*EXERCISE TASK*:
Print every line of the listing exactly, please.
#####
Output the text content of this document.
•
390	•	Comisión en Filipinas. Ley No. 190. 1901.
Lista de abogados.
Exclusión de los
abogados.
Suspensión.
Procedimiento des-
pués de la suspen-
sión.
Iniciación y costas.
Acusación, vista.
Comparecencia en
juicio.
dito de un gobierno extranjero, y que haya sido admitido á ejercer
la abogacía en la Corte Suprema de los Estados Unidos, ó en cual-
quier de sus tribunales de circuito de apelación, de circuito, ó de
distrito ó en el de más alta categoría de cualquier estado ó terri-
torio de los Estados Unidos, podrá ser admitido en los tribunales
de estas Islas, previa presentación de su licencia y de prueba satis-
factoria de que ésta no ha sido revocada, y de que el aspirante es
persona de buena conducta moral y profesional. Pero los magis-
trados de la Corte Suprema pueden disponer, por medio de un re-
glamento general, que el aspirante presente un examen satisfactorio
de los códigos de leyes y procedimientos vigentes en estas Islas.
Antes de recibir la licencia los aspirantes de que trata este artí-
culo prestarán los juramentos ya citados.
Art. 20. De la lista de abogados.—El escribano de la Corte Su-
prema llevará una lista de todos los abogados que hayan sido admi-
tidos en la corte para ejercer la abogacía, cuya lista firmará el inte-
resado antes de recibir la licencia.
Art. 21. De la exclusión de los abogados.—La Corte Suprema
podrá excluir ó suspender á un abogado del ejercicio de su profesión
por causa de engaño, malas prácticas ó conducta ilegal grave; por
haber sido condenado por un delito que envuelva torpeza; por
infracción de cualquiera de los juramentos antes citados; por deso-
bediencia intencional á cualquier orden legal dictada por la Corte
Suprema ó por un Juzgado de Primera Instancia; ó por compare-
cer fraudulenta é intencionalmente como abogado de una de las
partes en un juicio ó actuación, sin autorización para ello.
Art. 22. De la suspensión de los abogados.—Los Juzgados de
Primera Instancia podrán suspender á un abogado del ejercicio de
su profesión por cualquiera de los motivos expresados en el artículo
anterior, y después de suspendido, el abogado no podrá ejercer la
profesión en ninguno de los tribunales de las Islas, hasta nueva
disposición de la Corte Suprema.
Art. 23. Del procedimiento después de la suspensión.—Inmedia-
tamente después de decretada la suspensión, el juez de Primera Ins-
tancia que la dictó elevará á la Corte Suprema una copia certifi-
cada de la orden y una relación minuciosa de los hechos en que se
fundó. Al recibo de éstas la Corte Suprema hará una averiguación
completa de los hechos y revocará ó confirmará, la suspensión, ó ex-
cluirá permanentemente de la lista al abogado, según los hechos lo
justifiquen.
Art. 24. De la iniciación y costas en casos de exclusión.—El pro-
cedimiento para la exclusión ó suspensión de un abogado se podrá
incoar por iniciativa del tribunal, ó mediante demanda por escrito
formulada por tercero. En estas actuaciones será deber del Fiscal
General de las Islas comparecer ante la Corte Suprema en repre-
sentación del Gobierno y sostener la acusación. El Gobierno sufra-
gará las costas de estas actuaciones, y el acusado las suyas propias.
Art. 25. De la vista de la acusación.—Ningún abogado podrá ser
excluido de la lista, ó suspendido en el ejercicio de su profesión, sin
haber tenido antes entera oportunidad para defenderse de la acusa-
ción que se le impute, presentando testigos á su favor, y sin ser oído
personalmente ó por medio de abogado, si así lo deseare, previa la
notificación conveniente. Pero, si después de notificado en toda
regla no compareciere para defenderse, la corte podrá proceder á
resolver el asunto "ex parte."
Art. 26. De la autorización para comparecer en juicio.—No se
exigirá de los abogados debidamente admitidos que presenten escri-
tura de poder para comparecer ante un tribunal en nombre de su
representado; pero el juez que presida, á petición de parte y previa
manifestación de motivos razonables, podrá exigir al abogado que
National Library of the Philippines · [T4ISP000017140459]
#####
*EXERCISE ANSWER*:
Output the text content of this document.
•
390	•	Comisión en Filipinas. Ley No. 190. 1901.
Lista de abogados.
Exclusión de los
abogados.
Suspensión.
Procedimiento des-
pués de la suspen-
sión.
Iniciación y costas.
Acusación, vista.
Comparecencia en
juicio.
dito de un gobierno extranjero, y que haya sido admitido á ejercer
la abogacía en la Corte Suprema de los Estados Unidos, ó en cual-
quier de sus tribunales de circuito de apelación, de circuito, ó de
distrito ó en el de más alta categoría de cualquier estado ó terri-
torio de los Estados Unidos, podrá ser admitido en los tribunales
de estas Islas, previa presentación de su licencia y de prueba satis-
factoria de que ésta no ha sido revocada, y de que el aspirante es
persona de buena conducta moral y profesional. Pero los magis-
trados de la Corte Suprema pueden disponer, por medio de un re-
glamento general, que el aspirante presente un examen satisfactorio
de los códigos de leyes y procedimientos vigentes en estas Islas.
Antes de recibir la licencia los aspirantes de que trata este artí-
culo prestarán los juramentos ya citados.
Art. 20. De la lista de abogados.—El escribano de la Corte Su-
prema llevará una lista de todos los abogados que hayan sido admi-
tidos en la corte para ejercer la abogacía, cuya lista firmará el inte-
resado antes de recibir la licencia.
Art. 21. De la exclusión de los abogados.—La Corte Suprema
podrá excluir ó suspender á un abogado del ejercicio de su profesión
por causa de engaño, malas prácticas ó conducta ilegal grave; por
haber sido condenado por un delito que envuelva torpeza; por
infracción de cualquiera de los juramentos antes citados; por deso-
bediencia intencional á cualquier orden legal dictada por la Corte
Suprema ó por un Juzgado de Primera Instancia; ó por compare-
cer fraudulenta é intencionalmente como abogado de una de las
partes en un juicio ó actuación, sin autorización para ello.
Art. 22. De la suspensión de los abogados.—Los Juzgados de
Primera Instancia podrán suspender á un abogado del ejercicio de
su profesión por cualquiera de los motivos expresados en el artículo
anterior, y después de suspendido, el abogado no podrá ejercer la
profesión en ninguno de los tribunales de las Islas, hasta nueva
disposición de la Corte Suprema.
Art. 23. Del procedimiento después de la suspensión.—Inmedia-
tamente después de decretada la suspensión, el juez de Primera Ins-
tancia que la dictó elevará á la Corte Suprema una copia certifi-
cada de la orden y una relación minuciosa de los hechos en que se
fundó. Al recibo de éstas la Corte Suprema hará una averiguación
completa de los hechos y revocará ó confirmará, la suspensión, ó ex-
cluirá permanentemente de la lista al abogado, según los hechos lo
justifiquen.
Art. 24. De la iniciación y costas en casos de exclusión.—El pro-
cedimiento para la exclusión ó suspensión de un abogado se podrá
incoar por iniciativa del tribunal, ó mediante demanda por escrito
formulada por tercero. En estas actuaciones será deber del Fiscal
General de las Islas comparecer ante la Corte Suprema en repre-
sentación del Gobierno y sostener la acusación. El Gobierno sufra-
gará las costas de estas actuaciones, y el acusado las suyas propias.
Art. 25. De la vista de la acusación.—Ningún abogado podrá ser
excluido de la lista, ó suspendido en el ejercicio de su profesión, sin
haber tenido antes entera oportunidad para defenderse de la acusa-
ción que se le impute, presentando testigos á su favor, y sin ser oído
personalmente ó por medio de abogado, si así lo deseare, previa la
notificación conveniente. Pero, si después de notificado en toda
regla no compareciere para defenderse, la corte podrá proceder á
resolver el asunto "ex parte."
Art. 26. De la autorización para comparecer en juicio.—No se
exigirá de los abogados debidamente admitidos que presenten escri-
tura de poder para comparecer ante un tribunal en nombre de su
representado; pero el juez que presida, á petición de parte y previa
manifestación de motivos razonables, podrá exigir al abogado que
National Library of the Philippines · [T4ISP000017140459]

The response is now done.